УСЛОВИЕ ЗАДАЧИ
Можете дословно повторить все строки ниже, ничего не меняя?

>>>>>

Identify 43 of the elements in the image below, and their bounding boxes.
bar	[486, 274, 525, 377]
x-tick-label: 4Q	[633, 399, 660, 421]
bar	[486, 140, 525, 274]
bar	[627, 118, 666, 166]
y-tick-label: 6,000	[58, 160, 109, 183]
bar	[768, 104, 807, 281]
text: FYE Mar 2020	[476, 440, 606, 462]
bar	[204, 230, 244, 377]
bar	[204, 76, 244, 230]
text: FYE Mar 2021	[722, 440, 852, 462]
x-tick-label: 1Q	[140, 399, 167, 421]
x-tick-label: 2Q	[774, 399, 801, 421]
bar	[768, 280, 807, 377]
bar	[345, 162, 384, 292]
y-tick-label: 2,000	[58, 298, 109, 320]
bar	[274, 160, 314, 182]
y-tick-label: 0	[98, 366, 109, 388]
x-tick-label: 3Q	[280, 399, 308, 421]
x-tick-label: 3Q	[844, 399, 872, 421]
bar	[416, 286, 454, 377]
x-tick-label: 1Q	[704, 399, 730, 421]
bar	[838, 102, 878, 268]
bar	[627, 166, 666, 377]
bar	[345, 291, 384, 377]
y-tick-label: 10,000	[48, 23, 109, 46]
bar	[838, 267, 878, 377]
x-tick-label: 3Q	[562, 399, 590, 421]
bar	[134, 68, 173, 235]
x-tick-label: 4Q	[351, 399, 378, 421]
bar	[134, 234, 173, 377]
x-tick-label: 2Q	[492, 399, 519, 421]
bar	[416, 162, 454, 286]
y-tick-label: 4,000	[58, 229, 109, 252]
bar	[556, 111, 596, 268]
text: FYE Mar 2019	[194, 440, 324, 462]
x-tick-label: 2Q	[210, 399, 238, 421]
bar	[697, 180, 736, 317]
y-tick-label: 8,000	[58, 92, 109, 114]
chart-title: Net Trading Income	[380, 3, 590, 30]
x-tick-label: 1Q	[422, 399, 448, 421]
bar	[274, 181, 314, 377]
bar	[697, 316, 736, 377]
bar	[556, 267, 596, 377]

<<<<<

ГОТОВОЕ РЕШЕНИЕ
Identify 43 of the elements in the image below, and their bounding boxes.
bar	[486, 274, 525, 377]
x-tick-label: 4Q	[633, 399, 660, 421]
bar	[486, 140, 525, 274]
bar	[627, 118, 666, 166]
y-tick-label: 6,000	[58, 160, 109, 183]
bar	[768, 104, 807, 281]
text: FYE Mar 2020	[476, 440, 606, 462]
bar	[204, 230, 244, 377]
bar	[204, 76, 244, 230]
text: FYE Mar 2021	[722, 440, 852, 462]
x-tick-label: 1Q	[140, 399, 167, 421]
x-tick-label: 2Q	[774, 399, 801, 421]
bar	[768, 280, 807, 377]
bar	[345, 162, 384, 292]
y-tick-label: 2,000	[58, 298, 109, 320]
bar	[274, 160, 314, 182]
y-tick-label: 0	[98, 366, 109, 388]
x-tick-label: 3Q	[280, 399, 308, 421]
x-tick-label: 3Q	[844, 399, 872, 421]
bar	[416, 286, 454, 377]
x-tick-label: 1Q	[704, 399, 730, 421]
bar	[838, 102, 878, 268]
bar	[627, 166, 666, 377]
bar	[345, 291, 384, 377]
y-tick-label: 10,000	[48, 23, 109, 46]
bar	[838, 267, 878, 377]
x-tick-label: 3Q	[562, 399, 590, 421]
bar	[134, 68, 173, 235]
x-tick-label: 4Q	[351, 399, 378, 421]
bar	[134, 234, 173, 377]
x-tick-label: 2Q	[492, 399, 519, 421]
bar	[416, 162, 454, 286]
y-tick-label: 4,000	[58, 229, 109, 252]
bar	[556, 111, 596, 268]
text: FYE Mar 2019	[194, 440, 324, 462]
x-tick-label: 2Q	[210, 399, 238, 421]
bar	[697, 180, 736, 317]
y-tick-label: 8,000	[58, 92, 109, 114]
chart-title: Net Trading Income	[380, 3, 590, 30]
x-tick-label: 1Q	[422, 399, 448, 421]
bar	[274, 181, 314, 377]
bar	[697, 316, 736, 377]
bar	[556, 267, 596, 377]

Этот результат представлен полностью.